Stated goal> Extract each of the entries below verbatim, reproducing every line without any change.

Records supplied>
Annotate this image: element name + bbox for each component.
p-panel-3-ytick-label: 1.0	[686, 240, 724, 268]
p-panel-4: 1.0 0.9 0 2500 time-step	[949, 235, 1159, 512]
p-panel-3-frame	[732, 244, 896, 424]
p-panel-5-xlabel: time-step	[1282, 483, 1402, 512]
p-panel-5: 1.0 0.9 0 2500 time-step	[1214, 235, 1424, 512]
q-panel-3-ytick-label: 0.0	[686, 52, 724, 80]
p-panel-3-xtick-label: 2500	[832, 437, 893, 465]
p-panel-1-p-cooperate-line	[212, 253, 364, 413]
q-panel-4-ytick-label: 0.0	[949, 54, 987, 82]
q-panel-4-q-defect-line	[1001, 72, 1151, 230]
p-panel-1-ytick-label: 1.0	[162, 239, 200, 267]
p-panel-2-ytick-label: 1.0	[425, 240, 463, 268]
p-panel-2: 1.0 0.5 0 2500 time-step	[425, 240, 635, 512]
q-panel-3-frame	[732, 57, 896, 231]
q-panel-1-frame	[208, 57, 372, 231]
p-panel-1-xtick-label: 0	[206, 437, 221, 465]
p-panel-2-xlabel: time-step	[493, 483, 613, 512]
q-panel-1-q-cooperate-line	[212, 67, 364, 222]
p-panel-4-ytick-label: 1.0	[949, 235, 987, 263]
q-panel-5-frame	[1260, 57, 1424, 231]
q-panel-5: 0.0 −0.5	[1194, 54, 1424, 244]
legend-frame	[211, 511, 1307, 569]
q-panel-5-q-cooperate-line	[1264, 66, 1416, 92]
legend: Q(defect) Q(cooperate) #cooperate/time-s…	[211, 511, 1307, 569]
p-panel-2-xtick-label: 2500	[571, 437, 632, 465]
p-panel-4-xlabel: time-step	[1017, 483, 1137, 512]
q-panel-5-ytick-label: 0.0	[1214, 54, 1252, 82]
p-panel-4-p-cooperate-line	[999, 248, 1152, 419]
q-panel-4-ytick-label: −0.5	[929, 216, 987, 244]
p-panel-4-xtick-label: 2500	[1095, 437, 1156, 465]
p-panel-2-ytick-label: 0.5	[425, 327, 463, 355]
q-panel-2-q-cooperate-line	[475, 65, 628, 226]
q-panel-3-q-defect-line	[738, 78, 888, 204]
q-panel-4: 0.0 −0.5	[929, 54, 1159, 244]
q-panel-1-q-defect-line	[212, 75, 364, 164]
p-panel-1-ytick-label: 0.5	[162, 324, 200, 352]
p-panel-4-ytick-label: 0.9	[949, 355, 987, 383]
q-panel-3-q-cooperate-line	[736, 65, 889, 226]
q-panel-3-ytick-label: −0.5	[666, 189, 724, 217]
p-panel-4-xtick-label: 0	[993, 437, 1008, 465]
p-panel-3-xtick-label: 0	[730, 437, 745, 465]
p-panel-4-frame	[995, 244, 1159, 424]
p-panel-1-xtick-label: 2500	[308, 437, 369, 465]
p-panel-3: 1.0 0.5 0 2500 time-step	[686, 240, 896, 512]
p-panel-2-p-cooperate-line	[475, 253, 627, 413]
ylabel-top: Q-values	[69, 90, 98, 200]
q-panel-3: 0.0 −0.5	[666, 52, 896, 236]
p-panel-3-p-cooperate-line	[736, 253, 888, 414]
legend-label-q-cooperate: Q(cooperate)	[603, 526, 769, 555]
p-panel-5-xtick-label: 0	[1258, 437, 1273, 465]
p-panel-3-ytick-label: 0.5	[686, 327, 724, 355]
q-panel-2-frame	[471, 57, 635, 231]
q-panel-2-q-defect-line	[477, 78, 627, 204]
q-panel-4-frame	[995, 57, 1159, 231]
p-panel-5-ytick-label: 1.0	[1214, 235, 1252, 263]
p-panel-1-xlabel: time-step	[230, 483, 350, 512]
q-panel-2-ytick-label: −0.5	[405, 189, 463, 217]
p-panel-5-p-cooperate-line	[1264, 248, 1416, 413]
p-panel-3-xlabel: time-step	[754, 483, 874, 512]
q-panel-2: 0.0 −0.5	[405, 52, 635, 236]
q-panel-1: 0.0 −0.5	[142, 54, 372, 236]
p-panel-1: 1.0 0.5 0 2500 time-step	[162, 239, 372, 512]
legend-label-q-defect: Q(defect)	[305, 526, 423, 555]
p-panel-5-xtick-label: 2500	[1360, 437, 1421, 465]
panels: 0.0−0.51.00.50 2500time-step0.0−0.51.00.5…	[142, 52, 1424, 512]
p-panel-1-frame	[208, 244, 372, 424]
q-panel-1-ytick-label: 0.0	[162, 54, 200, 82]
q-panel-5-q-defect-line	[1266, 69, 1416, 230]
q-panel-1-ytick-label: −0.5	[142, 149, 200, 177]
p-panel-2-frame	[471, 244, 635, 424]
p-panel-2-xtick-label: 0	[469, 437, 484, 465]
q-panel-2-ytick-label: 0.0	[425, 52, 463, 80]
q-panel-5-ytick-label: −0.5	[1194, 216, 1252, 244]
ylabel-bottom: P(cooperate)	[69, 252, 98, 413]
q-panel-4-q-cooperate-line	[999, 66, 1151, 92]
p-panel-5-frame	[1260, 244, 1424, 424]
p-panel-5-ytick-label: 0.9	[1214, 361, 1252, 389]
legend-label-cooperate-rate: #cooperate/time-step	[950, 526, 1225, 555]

Answer>
Annotate this image: element name + bbox for each component.
p-panel-3-ytick-label: 1.0	[686, 240, 724, 268]
p-panel-4: 1.0 0.9 0 2500 time-step	[949, 235, 1159, 512]
p-panel-3-frame	[732, 244, 896, 424]
p-panel-5-xlabel: time-step	[1282, 483, 1402, 512]
p-panel-5: 1.0 0.9 0 2500 time-step	[1214, 235, 1424, 512]
q-panel-3-ytick-label: 0.0	[686, 52, 724, 80]
p-panel-3-xtick-label: 2500	[832, 437, 893, 465]
p-panel-1-p-cooperate-line	[212, 253, 364, 413]
q-panel-4-ytick-label: 0.0	[949, 54, 987, 82]
q-panel-4-q-defect-line	[1001, 72, 1151, 230]
p-panel-1-ytick-label: 1.0	[162, 239, 200, 267]
p-panel-2-ytick-label: 1.0	[425, 240, 463, 268]
p-panel-2: 1.0 0.5 0 2500 time-step	[425, 240, 635, 512]
q-panel-3-frame	[732, 57, 896, 231]
q-panel-1-frame	[208, 57, 372, 231]
p-panel-1-xtick-label: 0	[206, 437, 221, 465]
p-panel-2-xlabel: time-step	[493, 483, 613, 512]
q-panel-1-q-cooperate-line	[212, 67, 364, 222]
p-panel-4-ytick-label: 1.0	[949, 235, 987, 263]
q-panel-5-frame	[1260, 57, 1424, 231]
q-panel-5: 0.0 −0.5	[1194, 54, 1424, 244]
legend-frame	[211, 511, 1307, 569]
q-panel-5-q-cooperate-line	[1264, 66, 1416, 92]
legend: Q(defect) Q(cooperate) #cooperate/time-s…	[211, 511, 1307, 569]
p-panel-2-xtick-label: 2500	[571, 437, 632, 465]
p-panel-4-xlabel: time-step	[1017, 483, 1137, 512]
q-panel-5-ytick-label: 0.0	[1214, 54, 1252, 82]
p-panel-4-p-cooperate-line	[999, 248, 1152, 419]
q-panel-4-ytick-label: −0.5	[929, 216, 987, 244]
p-panel-4-xtick-label: 2500	[1095, 437, 1156, 465]
p-panel-2-ytick-label: 0.5	[425, 327, 463, 355]
q-panel-2-q-cooperate-line	[475, 65, 628, 226]
q-panel-3-q-defect-line	[738, 78, 888, 204]
q-panel-4: 0.0 −0.5	[929, 54, 1159, 244]
q-panel-1-q-defect-line	[212, 75, 364, 164]
p-panel-1-ytick-label: 0.5	[162, 324, 200, 352]
p-panel-4-ytick-label: 0.9	[949, 355, 987, 383]
q-panel-3-q-cooperate-line	[736, 65, 889, 226]
q-panel-3-ytick-label: −0.5	[666, 189, 724, 217]
p-panel-4-xtick-label: 0	[993, 437, 1008, 465]
p-panel-3-xtick-label: 0	[730, 437, 745, 465]
p-panel-4-frame	[995, 244, 1159, 424]
p-panel-1-xtick-label: 2500	[308, 437, 369, 465]
p-panel-3: 1.0 0.5 0 2500 time-step	[686, 240, 896, 512]
p-panel-2-p-cooperate-line	[475, 253, 627, 413]
ylabel-top: Q-values	[69, 90, 98, 200]
q-panel-3: 0.0 −0.5	[666, 52, 896, 236]
p-panel-3-p-cooperate-line	[736, 253, 888, 414]
legend-label-q-cooperate: Q(cooperate)	[603, 526, 769, 555]
p-panel-5-xtick-label: 0	[1258, 437, 1273, 465]
p-panel-3-ytick-label: 0.5	[686, 327, 724, 355]
q-panel-2-frame	[471, 57, 635, 231]
q-panel-2-q-defect-line	[477, 78, 627, 204]
q-panel-4-frame	[995, 57, 1159, 231]
p-panel-5-ytick-label: 1.0	[1214, 235, 1252, 263]
p-panel-1-xlabel: time-step	[230, 483, 350, 512]
q-panel-2-ytick-label: −0.5	[405, 189, 463, 217]
p-panel-5-p-cooperate-line	[1264, 248, 1416, 413]
p-panel-3-xlabel: time-step	[754, 483, 874, 512]
q-panel-2: 0.0 −0.5	[405, 52, 635, 236]
q-panel-1: 0.0 −0.5	[142, 54, 372, 236]
p-panel-1: 1.0 0.5 0 2500 time-step	[162, 239, 372, 512]
legend-label-q-defect: Q(defect)	[305, 526, 423, 555]
p-panel-5-xtick-label: 2500	[1360, 437, 1421, 465]
panels: 0.0−0.51.00.50 2500time-step0.0−0.51.00.5…	[142, 52, 1424, 512]
p-panel-1-frame	[208, 244, 372, 424]
q-panel-1-ytick-label: 0.0	[162, 54, 200, 82]
q-panel-5-q-defect-line	[1266, 69, 1416, 230]
q-panel-1-ytick-label: −0.5	[142, 149, 200, 177]
p-panel-2-frame	[471, 244, 635, 424]
p-panel-2-xtick-label: 0	[469, 437, 484, 465]
q-panel-2-ytick-label: 0.0	[425, 52, 463, 80]
q-panel-5-ytick-label: −0.5	[1194, 216, 1252, 244]
ylabel-bottom: P(cooperate)	[69, 252, 98, 413]
q-panel-4-q-cooperate-line	[999, 66, 1151, 92]
p-panel-5-frame	[1260, 244, 1424, 424]
p-panel-5-ytick-label: 0.9	[1214, 361, 1252, 389]
legend-label-cooperate-rate: #cooperate/time-step	[950, 526, 1225, 555]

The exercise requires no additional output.